Dataset items:
───
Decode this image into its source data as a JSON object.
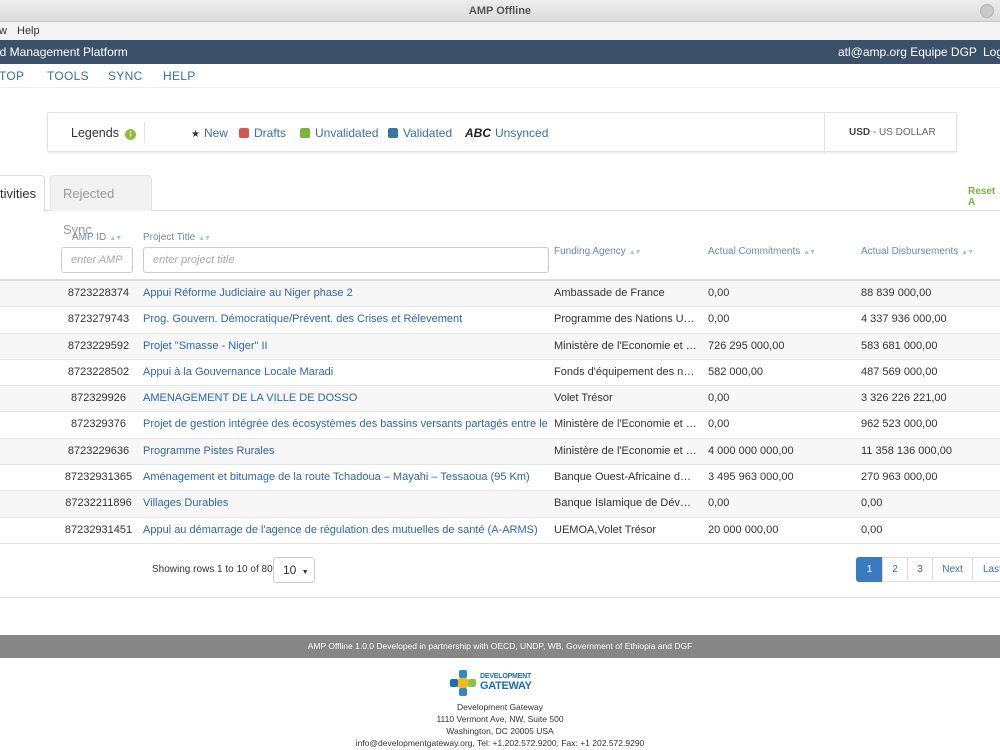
{
  "window": {
    "title": "AMP Offline"
  },
  "menu": {
    "items": [
      "w",
      "Help"
    ]
  },
  "header": {
    "app_name": "id Management Platform",
    "user": "atl@amp.org Equipe DGP",
    "logout": "Log"
  },
  "nav": {
    "items": [
      "TOP",
      "TOOLS",
      "SYNC",
      "HELP"
    ]
  },
  "legend": {
    "title": "Legends",
    "new": "New",
    "drafts": "Drafts",
    "unvalidated": "Unvalidated",
    "validated": "Validated",
    "unsynced_abbr": "ABC",
    "unsynced": "Unsynced",
    "currency_code": "USD",
    "currency_name": " - US DOLLAR",
    "colors": {
      "drafts": "#d9534f",
      "unvalidated": "#7cb53a",
      "validated": "#3a75a8"
    }
  },
  "tabs": {
    "activities": "tivities",
    "rejected": "Rejected Sync",
    "reset": "Reset A"
  },
  "table": {
    "headers": {
      "amp_id": "AMP ID",
      "title": "Project Title",
      "agency": "Funding Agency",
      "commitments": "Actual Commitments",
      "disbursements": "Actual Disbursements"
    },
    "filters": {
      "amp_id_placeholder": "enter AMP",
      "title_placeholder": "enter project title"
    },
    "rows": [
      {
        "id": "8723228374",
        "title": "Appui Réforme Judiciaire au Niger phase 2",
        "agency": "Ambassade de France",
        "commitments": "0,00",
        "disbursements": "88 839 000,00"
      },
      {
        "id": "8723279743",
        "title": "Prog. Gouvern. Démocratique/Prévent. des Crises et Rélevement",
        "agency": "Programme des Nations Unies ...",
        "commitments": "0,00",
        "disbursements": "4 337 936 000,00"
      },
      {
        "id": "8723229592",
        "title": "Projet \"Smasse - Niger\" II",
        "agency": "Ministère de l'Economie et des ...",
        "commitments": "726 295 000,00",
        "disbursements": "583 681 000,00"
      },
      {
        "id": "8723228502",
        "title": "Appui à la Gouvernance Locale Maradi",
        "agency": "Fonds d'équipement des nation...",
        "commitments": "582 000,00",
        "disbursements": "487 569 000,00"
      },
      {
        "id": "872329926",
        "title": "AMENAGEMENT DE LA VILLE DE DOSSO",
        "agency": "Volet Trésor",
        "commitments": "0,00",
        "disbursements": "3 326 226 221,00"
      },
      {
        "id": "872329376",
        "title": "Projet de gestion intégrée des écosystèmes des bassins versants partagés entre le Niger-Nigeria",
        "agency": "Ministère de l'Economie et des ...",
        "commitments": "0,00",
        "disbursements": "962 523 000,00"
      },
      {
        "id": "8723229636",
        "title": "Programme Pistes Rurales",
        "agency": "Ministère de l'Economie et des ...",
        "commitments": "4 000 000 000,00",
        "disbursements": "11 358 136 000,00"
      },
      {
        "id": "87232931365",
        "title": "Aménagement et bitumage de la route Tchadoua – Mayahi – Tessaoua (95 Km)",
        "agency": "Banque Ouest-Africaine de Dév...",
        "commitments": "3 495 963 000,00",
        "disbursements": "270 963 000,00"
      },
      {
        "id": "87232211896",
        "title": "Villages Durables",
        "agency": "Banque Islamique de Développ...",
        "commitments": "0,00",
        "disbursements": "0,00"
      },
      {
        "id": "87232931451",
        "title": "Appui au démarrage de l'agence de régulation des mutuelles de santé (A-ARMS)",
        "agency": "UEMOA,Volet Trésor",
        "commitments": "20 000 000,00",
        "disbursements": "0,00"
      }
    ]
  },
  "pager": {
    "info": "Showing rows 1 to 10 of 803",
    "page_size": "10",
    "pages": [
      "1",
      "2",
      "3"
    ],
    "next": "Next",
    "last": "Last"
  },
  "footer": {
    "credit": "AMP Offline 1.0.0 Developed in partnership with OECD, UNDP, WB, Government of Ethiopia and DGF",
    "logo_line1": "DEVELOPMENT",
    "logo_line2": "GATEWAY",
    "org": "Development Gateway",
    "address1": "1110 Vermont Ave, NW, Suite 500",
    "address2": "Washington, DC 20005 USA",
    "contact": "info@developmentgateway.org, Tel: +1.202.572.9200, Fax: +1 202.572.9290"
  }
}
───
The exercise: Leave out the pictures and restate everything else word for word.

Solution below:
Decode this image into its source data as a JSON object.
{
  "window": {
    "title": "AMP Offline"
  },
  "menu": {
    "items": [
      "w",
      "Help"
    ]
  },
  "header": {
    "app_name": "id Management Platform",
    "user": "atl@amp.org Equipe DGP",
    "logout": "Log"
  },
  "nav": {
    "items": [
      "TOP",
      "TOOLS",
      "SYNC",
      "HELP"
    ]
  },
  "legend": {
    "title": "Legends",
    "new": "New",
    "drafts": "Drafts",
    "unvalidated": "Unvalidated",
    "validated": "Validated",
    "unsynced_abbr": "ABC",
    "unsynced": "Unsynced",
    "currency_code": "USD",
    "currency_name": " - US DOLLAR",
    "colors": {
      "drafts": "#d9534f",
      "unvalidated": "#7cb53a",
      "validated": "#3a75a8"
    }
  },
  "tabs": {
    "activities": "tivities",
    "rejected": "Rejected Sync",
    "reset": "Reset A"
  },
  "table": {
    "headers": {
      "amp_id": "AMP ID",
      "title": "Project Title",
      "agency": "Funding Agency",
      "commitments": "Actual Commitments",
      "disbursements": "Actual Disbursements"
    },
    "filters": {
      "amp_id_placeholder": "enter AMP",
      "title_placeholder": "enter project title"
    },
    "rows": [
      {
        "id": "8723228374",
        "title": "Appui Réforme Judiciaire au Niger phase 2",
        "agency": "Ambassade de France",
        "commitments": "0,00",
        "disbursements": "88 839 000,00"
      },
      {
        "id": "8723279743",
        "title": "Prog. Gouvern. Démocratique/Prévent. des Crises et Rélevement",
        "agency": "Programme des Nations Unies ...",
        "commitments": "0,00",
        "disbursements": "4 337 936 000,00"
      },
      {
        "id": "8723229592",
        "title": "Projet \"Smasse - Niger\" II",
        "agency": "Ministère de l'Economie et des ...",
        "commitments": "726 295 000,00",
        "disbursements": "583 681 000,00"
      },
      {
        "id": "8723228502",
        "title": "Appui à la Gouvernance Locale Maradi",
        "agency": "Fonds d'équipement des nation...",
        "commitments": "582 000,00",
        "disbursements": "487 569 000,00"
      },
      {
        "id": "872329926",
        "title": "AMENAGEMENT DE LA VILLE DE DOSSO",
        "agency": "Volet Trésor",
        "commitments": "0,00",
        "disbursements": "3 326 226 221,00"
      },
      {
        "id": "872329376",
        "title": "Projet de gestion intégrée des écosystèmes des bassins versants partagés entre le Niger-Nigeria",
        "agency": "Ministère de l'Economie et des ...",
        "commitments": "0,00",
        "disbursements": "962 523 000,00"
      },
      {
        "id": "8723229636",
        "title": "Programme Pistes Rurales",
        "agency": "Ministère de l'Economie et des ...",
        "commitments": "4 000 000 000,00",
        "disbursements": "11 358 136 000,00"
      },
      {
        "id": "87232931365",
        "title": "Aménagement et bitumage de la route Tchadoua – Mayahi – Tessaoua (95 Km)",
        "agency": "Banque Ouest-Africaine de Dév...",
        "commitments": "3 495 963 000,00",
        "disbursements": "270 963 000,00"
      },
      {
        "id": "87232211896",
        "title": "Villages Durables",
        "agency": "Banque Islamique de Développ...",
        "commitments": "0,00",
        "disbursements": "0,00"
      },
      {
        "id": "87232931451",
        "title": "Appui au démarrage de l'agence de régulation des mutuelles de santé (A-ARMS)",
        "agency": "UEMOA,Volet Trésor",
        "commitments": "20 000 000,00",
        "disbursements": "0,00"
      }
    ]
  },
  "pager": {
    "info": "Showing rows 1 to 10 of 803",
    "page_size": "10",
    "pages": [
      "1",
      "2",
      "3"
    ],
    "next": "Next",
    "last": "Last"
  },
  "footer": {
    "credit": "AMP Offline 1.0.0 Developed in partnership with OECD, UNDP, WB, Government of Ethiopia and DGF",
    "logo_line1": "DEVELOPMENT",
    "logo_line2": "GATEWAY",
    "org": "Development Gateway",
    "address1": "1110 Vermont Ave, NW, Suite 500",
    "address2": "Washington, DC 20005 USA",
    "contact": "info@developmentgateway.org, Tel: +1.202.572.9200, Fax: +1 202.572.9290"
  }
}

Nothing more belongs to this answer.